* **CONSEGNA A**
Rispondi alle seguenti domande sul brano dedicato alle banche libanesi:
(i) Di quanto sono saliti nel 2008 i profitti netti delle 58 banche?
(ii) In quale mese e in quale anno è avvenuto l'attentato all'ex premier Rafik Hariri?
(iii) Da quanti anni Makram Sader è presidente dell'Associazione bancaria libanese?

* **BRANO DA LEGGERE**

++++++++++

I dati relativi al 2008, l’anno che ha segnato l’inizio della crisi globale, sono difficili da contestare: l’attività consolidata del settore bancario libanese ha raggiunto i 94 miliardi di dollari, segnando un incremento del 15% sul 2007, un record. I profitti netti delle 58 banche (ma quelle che contano sono cinque) sono saliti del 25 per cento. Un altro record. E che dire dei depositi? Sempre nel 2008 hanno sfiorato i 78 miliardi (+15,6%). Per un Paese grande quanto gli Abruzzi, che conta quattro milioni di abitanti, non è poco. I prestiti concessi dalle banche al settore privato, l’incubo che non fa dormire gli imprenditori di mezzo mondo, sono altresì cresciuti a un passo sorprendente: +23% a 25 miliardi. Quanto alle riserve in valuta estera della Banca centrale, il balzo è stato ancora più evidente: +59,2% a 19,7 miliardi di dollari (in gennaio sono salite a 20,3). Anche lo scenario macroeconomico oggi appare solido. Se il debito pubblico e il deficit restano ingombranti - il Libano non è la Svezia - i consumi tengono, anzi, i venti della recessione qui non soffiano. L’afflusso netto di capitali, nel periodo gennaio-novembre 2008, è cresciuto del 55,3% a 14,5 miliardi di dollari, compensando il deficit commerciale dello stesso periodo (11,8 miliardi) e facendo registrare alla bilancia dei pagamenti un surplus di 2,7 miliardi. Dopo essere salito dell’8,5% nel 2008, secondo il Fondo monetario internazionale il Pil dovrebbe comunque crescere tra il 3 e il 4% nel 2009.
Verrebbe da dire: siamo sicuri che si tratta del Paese tante volte sul baratro della guerra civile? Il Paese dell’attentato all’ex premier Rafik Hariri, nel febbraio del 2005, della guerra tra Hezbollah e Israele dell’estate 2006, delle autobomba conto i parlamentari? Il Paese dove solo 10 mesi fa le milizie Hezbollah conquistavano con le armi il settore occidentale della capitale?
Business is Business. Pochi Paesi come il Libano riescono a mantenere politica e finanza su due binari paralleli. «Siamo abituati a convivere con le crisi - spiega Makram Sader, da 30 anni presidente dell’Associazione bancaria libanese - e negli ultimi cinque la crescita del settore bancario non è mai stata inferiore del 10% l’anno. Siamo un piccolo Paese ma aperto a un flusso di capitali potenzialmente illimitato».

++++++++++

* **CONSEGNA B**
Converti in un elenco JSON di stringhe il tratto delle voci che va dall'inizio delle voci fino alla riga che contiene "- field-label-2b: [331, 378, 403, 387]", con entrambi gli estremi inclusi. Ogni riga diventa una stringa e le righe vuote vanno tralasciate.

++++++++++

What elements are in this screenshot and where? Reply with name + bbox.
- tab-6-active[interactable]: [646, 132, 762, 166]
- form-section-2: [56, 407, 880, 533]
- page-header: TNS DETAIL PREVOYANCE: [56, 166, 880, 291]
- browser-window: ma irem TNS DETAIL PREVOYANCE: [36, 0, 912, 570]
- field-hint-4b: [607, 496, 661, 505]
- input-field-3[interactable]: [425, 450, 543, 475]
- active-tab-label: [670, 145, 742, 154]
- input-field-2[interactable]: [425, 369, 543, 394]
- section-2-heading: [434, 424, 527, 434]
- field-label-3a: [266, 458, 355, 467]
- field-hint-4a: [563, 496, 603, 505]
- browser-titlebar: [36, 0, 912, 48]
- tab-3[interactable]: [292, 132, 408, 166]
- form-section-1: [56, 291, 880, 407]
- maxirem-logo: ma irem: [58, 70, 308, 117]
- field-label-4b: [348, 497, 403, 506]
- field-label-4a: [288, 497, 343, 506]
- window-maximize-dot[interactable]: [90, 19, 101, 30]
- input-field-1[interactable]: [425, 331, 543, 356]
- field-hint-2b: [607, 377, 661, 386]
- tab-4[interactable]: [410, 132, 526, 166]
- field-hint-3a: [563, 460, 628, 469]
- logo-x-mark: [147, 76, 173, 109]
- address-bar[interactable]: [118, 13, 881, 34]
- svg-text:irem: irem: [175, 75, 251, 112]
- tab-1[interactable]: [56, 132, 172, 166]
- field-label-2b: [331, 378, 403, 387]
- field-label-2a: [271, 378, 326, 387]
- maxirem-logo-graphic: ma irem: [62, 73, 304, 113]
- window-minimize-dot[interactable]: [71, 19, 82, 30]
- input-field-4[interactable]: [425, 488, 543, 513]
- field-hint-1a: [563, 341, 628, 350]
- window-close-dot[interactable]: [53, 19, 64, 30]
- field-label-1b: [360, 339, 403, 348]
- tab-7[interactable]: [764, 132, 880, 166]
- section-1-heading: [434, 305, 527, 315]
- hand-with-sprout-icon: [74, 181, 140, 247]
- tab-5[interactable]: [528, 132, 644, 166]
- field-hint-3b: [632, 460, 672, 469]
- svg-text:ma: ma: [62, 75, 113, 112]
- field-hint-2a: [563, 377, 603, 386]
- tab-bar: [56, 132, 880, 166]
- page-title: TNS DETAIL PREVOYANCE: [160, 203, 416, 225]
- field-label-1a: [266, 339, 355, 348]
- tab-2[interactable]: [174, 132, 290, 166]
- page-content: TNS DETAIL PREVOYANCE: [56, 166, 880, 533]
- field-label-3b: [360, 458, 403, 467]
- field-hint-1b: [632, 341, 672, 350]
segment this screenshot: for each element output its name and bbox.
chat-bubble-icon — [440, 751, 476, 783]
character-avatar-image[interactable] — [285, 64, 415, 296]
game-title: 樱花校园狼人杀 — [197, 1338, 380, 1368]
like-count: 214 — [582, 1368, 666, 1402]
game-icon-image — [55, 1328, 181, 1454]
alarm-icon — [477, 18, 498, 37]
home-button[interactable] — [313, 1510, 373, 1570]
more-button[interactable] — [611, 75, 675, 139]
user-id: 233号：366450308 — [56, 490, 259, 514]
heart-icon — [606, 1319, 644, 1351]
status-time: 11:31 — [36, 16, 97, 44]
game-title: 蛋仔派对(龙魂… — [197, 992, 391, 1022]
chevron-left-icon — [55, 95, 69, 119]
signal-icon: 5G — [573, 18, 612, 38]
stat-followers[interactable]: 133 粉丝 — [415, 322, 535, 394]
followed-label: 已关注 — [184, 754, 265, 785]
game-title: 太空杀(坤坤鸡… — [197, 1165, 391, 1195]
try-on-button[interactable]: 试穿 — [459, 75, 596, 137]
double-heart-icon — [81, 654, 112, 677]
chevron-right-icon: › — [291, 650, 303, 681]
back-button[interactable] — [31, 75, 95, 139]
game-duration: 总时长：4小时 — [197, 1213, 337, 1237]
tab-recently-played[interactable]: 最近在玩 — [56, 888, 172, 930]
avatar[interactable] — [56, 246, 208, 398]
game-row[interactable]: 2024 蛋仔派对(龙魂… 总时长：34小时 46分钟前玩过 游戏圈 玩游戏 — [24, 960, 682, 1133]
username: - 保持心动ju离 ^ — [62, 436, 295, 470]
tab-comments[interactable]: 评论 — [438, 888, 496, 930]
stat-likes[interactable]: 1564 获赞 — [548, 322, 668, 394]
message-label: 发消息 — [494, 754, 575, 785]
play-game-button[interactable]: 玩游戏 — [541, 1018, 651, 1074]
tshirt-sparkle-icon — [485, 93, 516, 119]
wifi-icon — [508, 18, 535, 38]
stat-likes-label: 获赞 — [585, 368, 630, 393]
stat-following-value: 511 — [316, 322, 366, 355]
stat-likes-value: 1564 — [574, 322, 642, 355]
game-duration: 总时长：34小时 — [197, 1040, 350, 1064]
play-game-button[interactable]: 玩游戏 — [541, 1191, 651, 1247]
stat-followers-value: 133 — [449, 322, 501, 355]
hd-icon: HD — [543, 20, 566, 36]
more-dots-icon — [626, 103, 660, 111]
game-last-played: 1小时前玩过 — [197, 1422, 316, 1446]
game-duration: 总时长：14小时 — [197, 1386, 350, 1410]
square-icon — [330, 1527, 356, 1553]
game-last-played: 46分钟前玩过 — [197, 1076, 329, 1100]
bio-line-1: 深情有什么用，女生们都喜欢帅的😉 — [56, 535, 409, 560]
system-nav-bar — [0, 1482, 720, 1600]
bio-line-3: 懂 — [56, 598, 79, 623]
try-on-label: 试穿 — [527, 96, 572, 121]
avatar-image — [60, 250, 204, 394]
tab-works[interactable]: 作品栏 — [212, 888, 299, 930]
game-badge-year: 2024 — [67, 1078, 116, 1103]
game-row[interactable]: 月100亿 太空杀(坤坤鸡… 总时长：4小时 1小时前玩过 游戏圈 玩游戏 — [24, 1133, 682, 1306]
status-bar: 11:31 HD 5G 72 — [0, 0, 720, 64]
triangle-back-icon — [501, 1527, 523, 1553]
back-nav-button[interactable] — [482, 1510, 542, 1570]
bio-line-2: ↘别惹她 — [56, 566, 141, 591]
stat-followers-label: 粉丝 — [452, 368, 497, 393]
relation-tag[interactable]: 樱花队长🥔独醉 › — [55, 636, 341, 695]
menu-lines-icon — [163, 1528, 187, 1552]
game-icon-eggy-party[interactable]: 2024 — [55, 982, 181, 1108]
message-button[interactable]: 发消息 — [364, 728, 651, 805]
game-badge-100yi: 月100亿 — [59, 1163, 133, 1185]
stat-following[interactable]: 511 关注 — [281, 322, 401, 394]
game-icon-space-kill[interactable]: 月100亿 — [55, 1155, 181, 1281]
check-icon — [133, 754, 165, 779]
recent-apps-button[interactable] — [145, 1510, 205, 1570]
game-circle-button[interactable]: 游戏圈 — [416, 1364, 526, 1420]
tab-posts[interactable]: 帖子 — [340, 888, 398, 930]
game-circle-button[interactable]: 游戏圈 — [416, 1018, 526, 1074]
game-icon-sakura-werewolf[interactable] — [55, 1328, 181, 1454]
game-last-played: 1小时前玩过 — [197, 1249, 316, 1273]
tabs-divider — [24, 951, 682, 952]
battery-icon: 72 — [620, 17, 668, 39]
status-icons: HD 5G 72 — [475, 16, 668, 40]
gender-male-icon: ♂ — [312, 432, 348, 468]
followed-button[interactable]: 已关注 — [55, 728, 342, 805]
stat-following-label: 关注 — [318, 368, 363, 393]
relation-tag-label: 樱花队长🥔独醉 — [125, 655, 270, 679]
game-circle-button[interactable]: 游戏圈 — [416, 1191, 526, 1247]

++++++++++

* **RISPOSTA COMPLETA A**
(i) Nel 2008 i profitti netti delle 58 banche sono saliti del 25 per cento.
(ii) L'attentato all'ex premier Rafik Hariri è avvenuto nel febbraio del 2005.
(iii) Makram Sader è presidente dell'Associazione bancaria libanese da 30 anni.

* **RISPOSTA COMPLETA B**
[
  "What elements are in this screenshot and where? Reply with name + bbox.",
  "- tab-6-active[interactable]: [646, 132, 762, 166]",
  "- form-section-2: [56, 407, 880, 533]",
  "- page-header: TNS DETAIL PREVOYANCE: [56, 166, 880, 291]",
  "- browser-window: ma irem TNS DETAIL PREVOYANCE: [36, 0, 912, 570]",
  "- field-hint-4b: [607, 496, 661, 505]",
  "- input-field-3[interactable]: [425, 450, 543, 475]",
  "- active-tab-label: [670, 145, 742, 154]",
  "- input-field-2[interactable]: [425, 369, 543, 394]",
  "- section-2-heading: [434, 424, 527, 434]",
  "- field-label-3a: [266, 458, 355, 467]",
  "- field-hint-4a: [563, 496, 603, 505]",
  "- browser-titlebar: [36, 0, 912, 48]",
  "- tab-3[interactable]: [292, 132, 408, 166]",
  "- form-section-1: [56, 291, 880, 407]",
  "- maxirem-logo: ma irem: [58, 70, 308, 117]",
  "- field-label-4b: [348, 497, 403, 506]",
  "- field-label-4a: [288, 497, 343, 506]",
  "- window-maximize-dot[interactable]: [90, 19, 101, 30]",
  "- input-field-1[interactable]: [425, 331, 543, 356]",
  "- field-hint-2b: [607, 377, 661, 386]",
  "- tab-4[interactable]: [410, 132, 526, 166]",
  "- field-hint-3a: [563, 460, 628, 469]",
  "- logo-x-mark: [147, 76, 173, 109]",
  "- address-bar[interactable]: [118, 13, 881, 34]",
  "- svg-text:irem: irem: [175, 75, 251, 112]",
  "- tab-1[interactable]: [56, 132, 172, 166]",
  "- field-label-2b: [331, 378, 403, 387]"
]